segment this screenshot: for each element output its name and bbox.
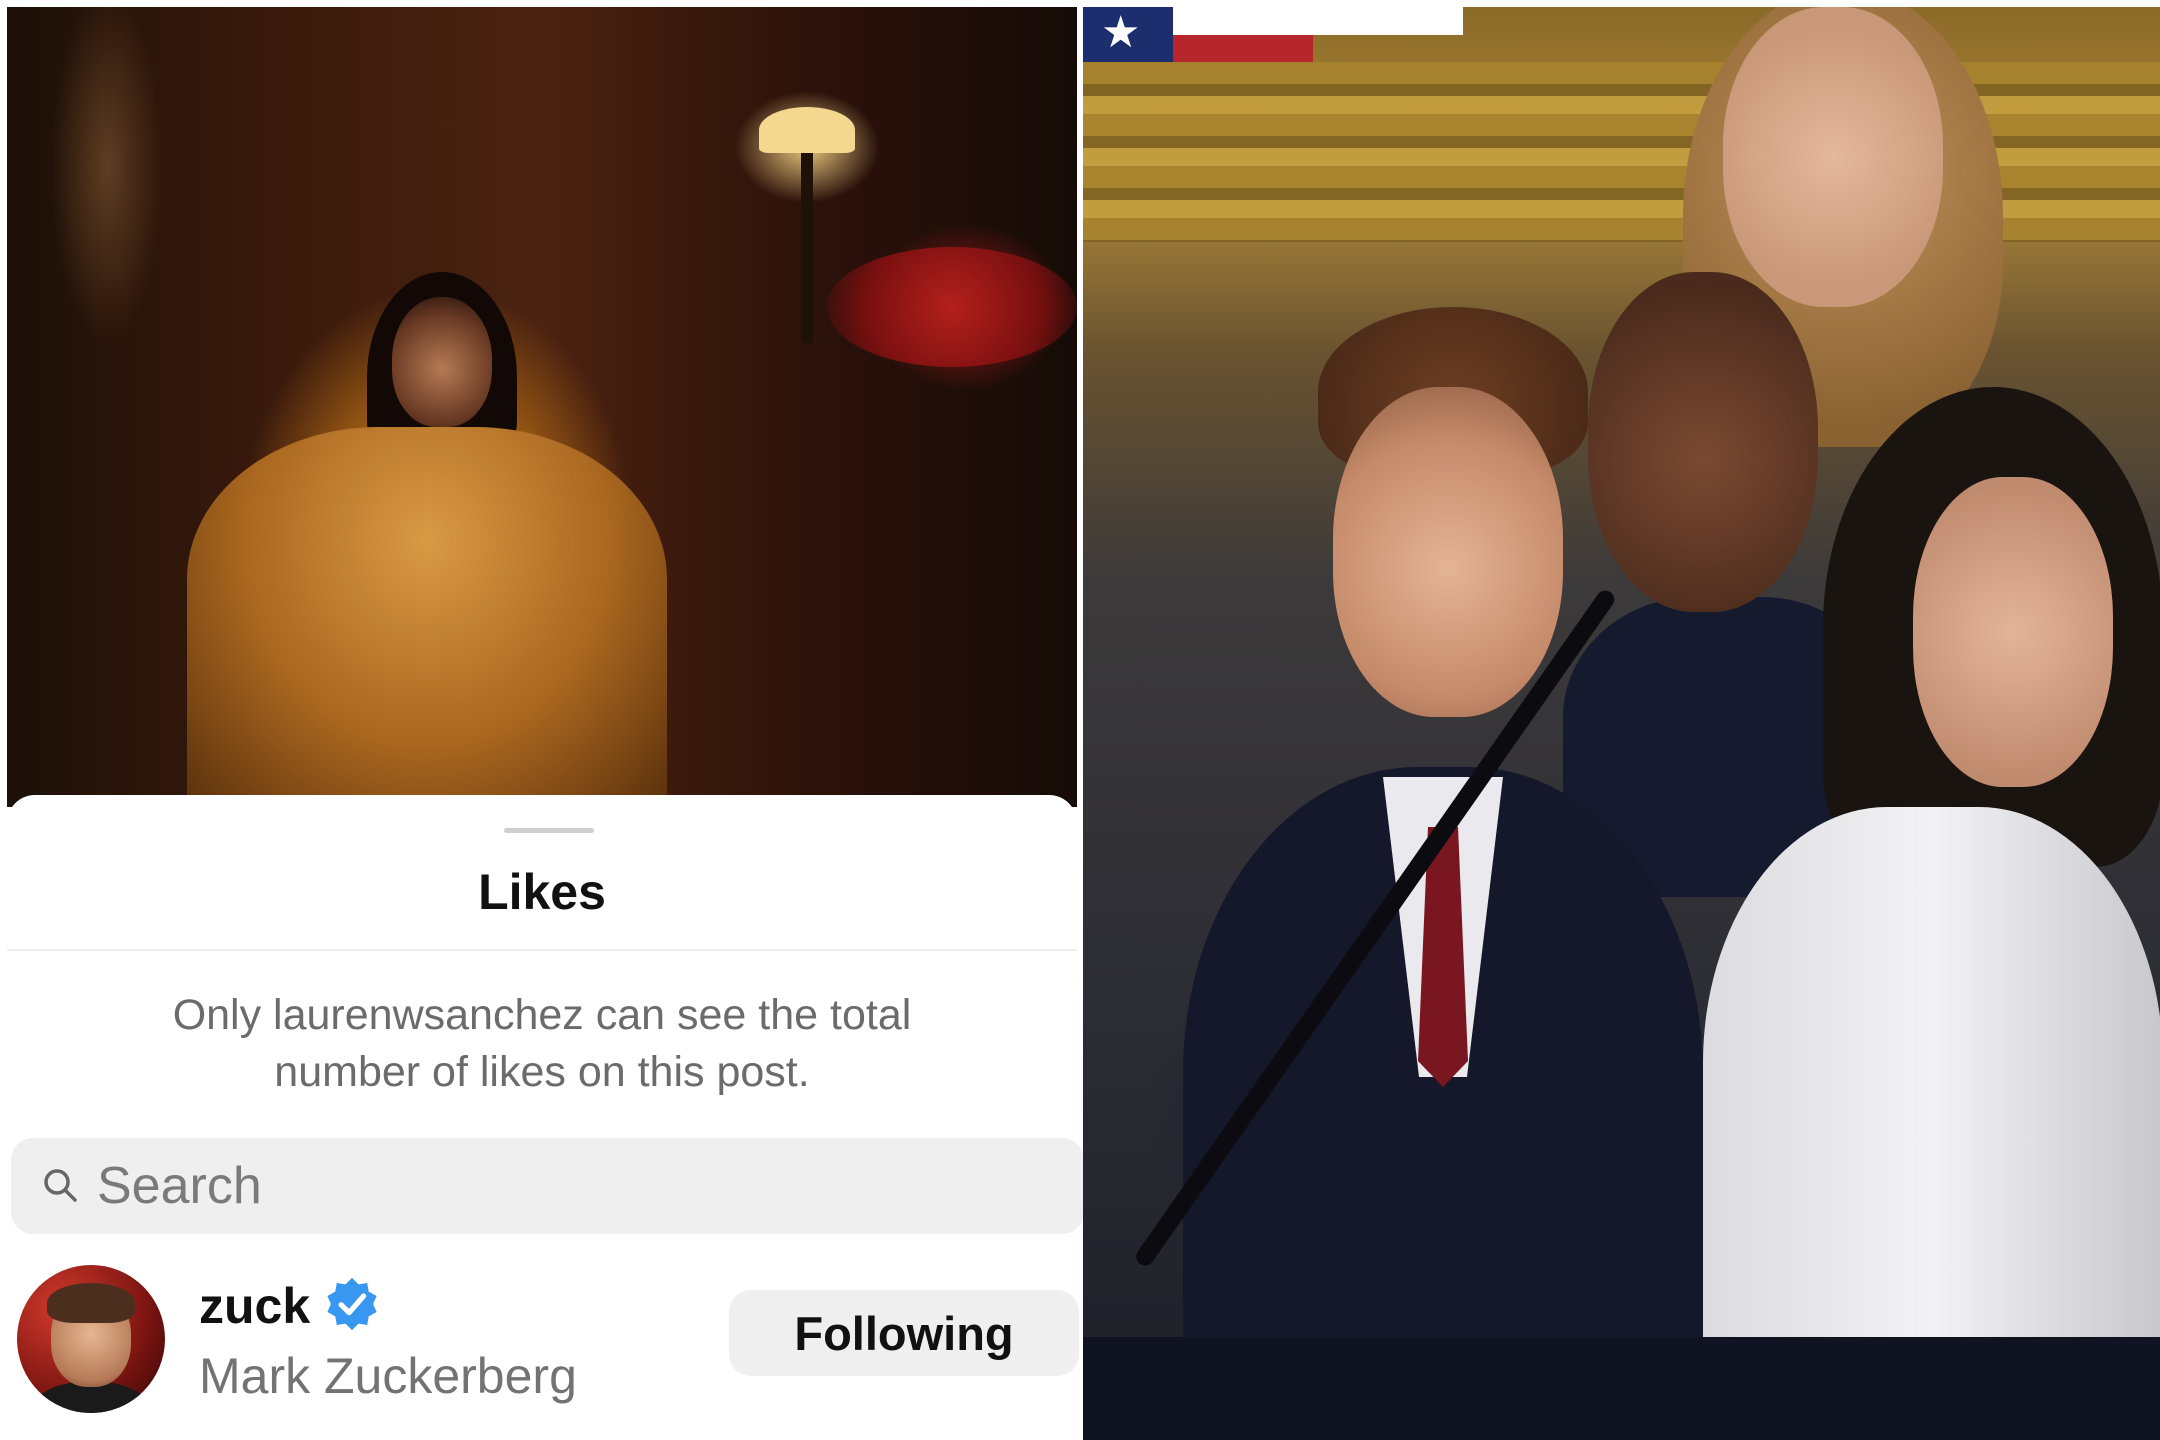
lamp-shade (759, 107, 855, 153)
search-input[interactable] (97, 1154, 997, 1218)
star-icon: ★ (1101, 8, 1141, 57)
left-man-face (1333, 387, 1563, 717)
flag-icon: ★ (1083, 7, 1173, 62)
background-woman-face (1723, 7, 1943, 307)
middle-man-head (1588, 272, 1818, 612)
verified-badge-icon (327, 1277, 377, 1331)
search-bar[interactable] (11, 1138, 1084, 1234)
red-flowers (827, 247, 1077, 367)
full-name: Mark Zuckerberg (199, 1348, 577, 1404)
following-button[interactable]: Following (729, 1290, 1079, 1376)
avatar[interactable] (17, 1265, 165, 1413)
lamp-pole (801, 153, 813, 343)
podium (1083, 1337, 2160, 1440)
sheet-drag-handle[interactable] (504, 828, 594, 833)
right-woman-face (1913, 477, 2113, 787)
likes-privacy-notice: Only laurenwsanchez can see the total nu… (172, 991, 912, 1096)
event-photo: ★ (1083, 7, 2160, 1440)
sheet-divider (7, 949, 1077, 951)
search-icon (44, 1169, 77, 1202)
figure-head (392, 297, 492, 427)
likes-sheet: Likes Only laurenwsanchez can see the to… (7, 795, 1084, 1440)
figure-gold-dress (187, 427, 667, 807)
list-item[interactable]: zuck Mark Zuckerberg Following (7, 1255, 1079, 1435)
post-photo (7, 7, 1077, 807)
username[interactable]: zuck (199, 1277, 310, 1335)
sheet-title: Likes (478, 864, 606, 920)
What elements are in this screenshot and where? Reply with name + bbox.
⁂
Instructions for the task:
Reproduce the entire listing above verbatim, omitting the pictures.

Exercise result:
segment this screenshot: for each element output its name and bbox.
lamp-shade (759, 107, 855, 153)
search-input[interactable] (97, 1154, 997, 1218)
star-icon: ★ (1101, 8, 1141, 57)
left-man-face (1333, 387, 1563, 717)
flag-icon: ★ (1083, 7, 1173, 62)
background-woman-face (1723, 7, 1943, 307)
middle-man-head (1588, 272, 1818, 612)
verified-badge-icon (327, 1277, 377, 1331)
search-bar[interactable] (11, 1138, 1084, 1234)
red-flowers (827, 247, 1077, 367)
full-name: Mark Zuckerberg (199, 1348, 577, 1404)
following-button[interactable]: Following (729, 1290, 1079, 1376)
avatar[interactable] (17, 1265, 165, 1413)
lamp-pole (801, 153, 813, 343)
podium (1083, 1337, 2160, 1440)
sheet-drag-handle[interactable] (504, 828, 594, 833)
right-woman-face (1913, 477, 2113, 787)
likes-privacy-notice: Only laurenwsanchez can see the total nu… (172, 991, 912, 1096)
event-photo: ★ (1083, 7, 2160, 1440)
sheet-divider (7, 949, 1077, 951)
search-icon (44, 1169, 77, 1202)
figure-head (392, 297, 492, 427)
likes-sheet: Likes Only laurenwsanchez can see the to… (7, 795, 1084, 1440)
figure-gold-dress (187, 427, 667, 807)
list-item[interactable]: zuck Mark Zuckerberg Following (7, 1255, 1079, 1435)
post-photo (7, 7, 1077, 807)
username[interactable]: zuck (199, 1277, 310, 1335)
sheet-title: Likes (478, 864, 606, 920)
What elements are in this screenshot and where? Reply with name + bbox.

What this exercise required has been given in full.